[INSTRUCTIONS TO FOLLOW]
Repeat each entry in full, exactly.

[DATA LISTING]
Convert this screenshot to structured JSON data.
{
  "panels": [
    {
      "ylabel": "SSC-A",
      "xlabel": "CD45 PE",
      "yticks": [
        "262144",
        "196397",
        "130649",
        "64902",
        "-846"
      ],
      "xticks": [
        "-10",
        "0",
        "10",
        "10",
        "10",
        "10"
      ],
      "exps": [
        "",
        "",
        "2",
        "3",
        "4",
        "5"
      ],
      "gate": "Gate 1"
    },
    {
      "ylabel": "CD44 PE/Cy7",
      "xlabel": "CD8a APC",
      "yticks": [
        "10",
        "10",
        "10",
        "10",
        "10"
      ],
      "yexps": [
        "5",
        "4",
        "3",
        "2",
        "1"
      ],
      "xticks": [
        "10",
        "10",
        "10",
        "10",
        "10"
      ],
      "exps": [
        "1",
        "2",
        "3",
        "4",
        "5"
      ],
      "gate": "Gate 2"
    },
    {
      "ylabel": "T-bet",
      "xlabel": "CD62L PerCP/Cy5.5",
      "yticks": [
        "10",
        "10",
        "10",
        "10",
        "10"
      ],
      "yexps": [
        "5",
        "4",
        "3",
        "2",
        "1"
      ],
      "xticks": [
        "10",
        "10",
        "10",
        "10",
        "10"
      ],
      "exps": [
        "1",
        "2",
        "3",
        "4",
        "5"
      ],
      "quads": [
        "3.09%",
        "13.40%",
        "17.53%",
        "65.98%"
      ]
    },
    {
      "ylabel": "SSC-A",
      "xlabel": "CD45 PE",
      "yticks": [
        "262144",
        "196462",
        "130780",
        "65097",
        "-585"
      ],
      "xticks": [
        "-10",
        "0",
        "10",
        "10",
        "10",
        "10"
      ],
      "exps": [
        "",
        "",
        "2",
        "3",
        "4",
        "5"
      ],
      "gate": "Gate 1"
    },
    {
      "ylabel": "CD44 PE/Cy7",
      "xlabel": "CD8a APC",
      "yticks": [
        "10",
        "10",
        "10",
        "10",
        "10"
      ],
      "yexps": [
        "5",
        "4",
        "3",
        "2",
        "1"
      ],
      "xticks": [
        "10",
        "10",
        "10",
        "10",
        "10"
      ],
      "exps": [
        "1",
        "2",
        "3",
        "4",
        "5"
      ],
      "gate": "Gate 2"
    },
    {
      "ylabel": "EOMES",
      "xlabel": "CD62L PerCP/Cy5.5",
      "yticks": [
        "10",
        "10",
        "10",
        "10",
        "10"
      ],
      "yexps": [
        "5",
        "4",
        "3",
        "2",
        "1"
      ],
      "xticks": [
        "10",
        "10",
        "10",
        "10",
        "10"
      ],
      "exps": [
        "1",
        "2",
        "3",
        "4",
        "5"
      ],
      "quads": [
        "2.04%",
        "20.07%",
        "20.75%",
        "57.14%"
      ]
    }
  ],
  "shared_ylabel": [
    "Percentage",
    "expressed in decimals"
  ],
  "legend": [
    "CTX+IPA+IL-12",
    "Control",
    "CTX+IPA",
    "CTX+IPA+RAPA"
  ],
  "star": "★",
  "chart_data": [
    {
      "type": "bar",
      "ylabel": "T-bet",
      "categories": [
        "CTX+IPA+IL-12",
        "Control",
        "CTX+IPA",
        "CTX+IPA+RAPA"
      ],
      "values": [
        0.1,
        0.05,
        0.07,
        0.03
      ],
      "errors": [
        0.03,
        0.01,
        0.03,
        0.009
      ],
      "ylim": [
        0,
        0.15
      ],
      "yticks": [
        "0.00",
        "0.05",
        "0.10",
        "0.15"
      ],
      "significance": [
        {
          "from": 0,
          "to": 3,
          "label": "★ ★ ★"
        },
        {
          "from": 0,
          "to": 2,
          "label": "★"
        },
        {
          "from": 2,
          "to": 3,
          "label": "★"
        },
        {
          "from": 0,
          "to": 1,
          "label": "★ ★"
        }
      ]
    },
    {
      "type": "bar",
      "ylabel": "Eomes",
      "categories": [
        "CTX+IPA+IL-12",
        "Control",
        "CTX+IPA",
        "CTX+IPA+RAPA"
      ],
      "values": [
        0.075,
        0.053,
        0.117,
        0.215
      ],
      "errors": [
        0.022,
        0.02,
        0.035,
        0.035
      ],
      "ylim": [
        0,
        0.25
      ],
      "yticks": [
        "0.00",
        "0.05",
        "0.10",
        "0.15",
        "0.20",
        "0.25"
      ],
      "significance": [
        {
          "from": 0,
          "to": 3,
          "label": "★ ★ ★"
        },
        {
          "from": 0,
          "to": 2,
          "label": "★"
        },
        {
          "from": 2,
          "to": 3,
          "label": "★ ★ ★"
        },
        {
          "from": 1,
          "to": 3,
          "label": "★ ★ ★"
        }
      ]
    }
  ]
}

[TASK RESULT]
Convert this screenshot to structured JSON data.
{
  "panels": [
    {
      "ylabel": "SSC-A",
      "xlabel": "CD45 PE",
      "yticks": [
        "262144",
        "196397",
        "130649",
        "64902",
        "-846"
      ],
      "xticks": [
        "-10",
        "0",
        "10",
        "10",
        "10",
        "10"
      ],
      "exps": [
        "",
        "",
        "2",
        "3",
        "4",
        "5"
      ],
      "gate": "Gate 1"
    },
    {
      "ylabel": "CD44 PE/Cy7",
      "xlabel": "CD8a APC",
      "yticks": [
        "10",
        "10",
        "10",
        "10",
        "10"
      ],
      "yexps": [
        "5",
        "4",
        "3",
        "2",
        "1"
      ],
      "xticks": [
        "10",
        "10",
        "10",
        "10",
        "10"
      ],
      "exps": [
        "1",
        "2",
        "3",
        "4",
        "5"
      ],
      "gate": "Gate 2"
    },
    {
      "ylabel": "T-bet",
      "xlabel": "CD62L PerCP/Cy5.5",
      "yticks": [
        "10",
        "10",
        "10",
        "10",
        "10"
      ],
      "yexps": [
        "5",
        "4",
        "3",
        "2",
        "1"
      ],
      "xticks": [
        "10",
        "10",
        "10",
        "10",
        "10"
      ],
      "exps": [
        "1",
        "2",
        "3",
        "4",
        "5"
      ],
      "quads": [
        "3.09%",
        "13.40%",
        "17.53%",
        "65.98%"
      ]
    },
    {
      "ylabel": "SSC-A",
      "xlabel": "CD45 PE",
      "yticks": [
        "262144",
        "196462",
        "130780",
        "65097",
        "-585"
      ],
      "xticks": [
        "-10",
        "0",
        "10",
        "10",
        "10",
        "10"
      ],
      "exps": [
        "",
        "",
        "2",
        "3",
        "4",
        "5"
      ],
      "gate": "Gate 1"
    },
    {
      "ylabel": "CD44 PE/Cy7",
      "xlabel": "CD8a APC",
      "yticks": [
        "10",
        "10",
        "10",
        "10",
        "10"
      ],
      "yexps": [
        "5",
        "4",
        "3",
        "2",
        "1"
      ],
      "xticks": [
        "10",
        "10",
        "10",
        "10",
        "10"
      ],
      "exps": [
        "1",
        "2",
        "3",
        "4",
        "5"
      ],
      "gate": "Gate 2"
    },
    {
      "ylabel": "EOMES",
      "xlabel": "CD62L PerCP/Cy5.5",
      "yticks": [
        "10",
        "10",
        "10",
        "10",
        "10"
      ],
      "yexps": [
        "5",
        "4",
        "3",
        "2",
        "1"
      ],
      "xticks": [
        "10",
        "10",
        "10",
        "10",
        "10"
      ],
      "exps": [
        "1",
        "2",
        "3",
        "4",
        "5"
      ],
      "quads": [
        "2.04%",
        "20.07%",
        "20.75%",
        "57.14%"
      ]
    }
  ],
  "shared_ylabel": [
    "Percentage",
    "expressed in decimals"
  ],
  "legend": [
    "CTX+IPA+IL-12",
    "Control",
    "CTX+IPA",
    "CTX+IPA+RAPA"
  ],
  "star": "★",
  "chart_data": [
    {
      "type": "bar",
      "ylabel": "T-bet",
      "categories": [
        "CTX+IPA+IL-12",
        "Control",
        "CTX+IPA",
        "CTX+IPA+RAPA"
      ],
      "values": [
        0.1,
        0.05,
        0.07,
        0.03
      ],
      "errors": [
        0.03,
        0.01,
        0.03,
        0.009
      ],
      "ylim": [
        0,
        0.15
      ],
      "yticks": [
        "0.00",
        "0.05",
        "0.10",
        "0.15"
      ],
      "significance": [
        {
          "from": 0,
          "to": 3,
          "label": "★ ★ ★"
        },
        {
          "from": 0,
          "to": 2,
          "label": "★"
        },
        {
          "from": 2,
          "to": 3,
          "label": "★"
        },
        {
          "from": 0,
          "to": 1,
          "label": "★ ★"
        }
      ]
    },
    {
      "type": "bar",
      "ylabel": "Eomes",
      "categories": [
        "CTX+IPA+IL-12",
        "Control",
        "CTX+IPA",
        "CTX+IPA+RAPA"
      ],
      "values": [
        0.075,
        0.053,
        0.117,
        0.215
      ],
      "errors": [
        0.022,
        0.02,
        0.035,
        0.035
      ],
      "ylim": [
        0,
        0.25
      ],
      "yticks": [
        "0.00",
        "0.05",
        "0.10",
        "0.15",
        "0.20",
        "0.25"
      ],
      "significance": [
        {
          "from": 0,
          "to": 3,
          "label": "★ ★ ★"
        },
        {
          "from": 0,
          "to": 2,
          "label": "★"
        },
        {
          "from": 2,
          "to": 3,
          "label": "★ ★ ★"
        },
        {
          "from": 1,
          "to": 3,
          "label": "★ ★ ★"
        }
      ]
    }
  ]
}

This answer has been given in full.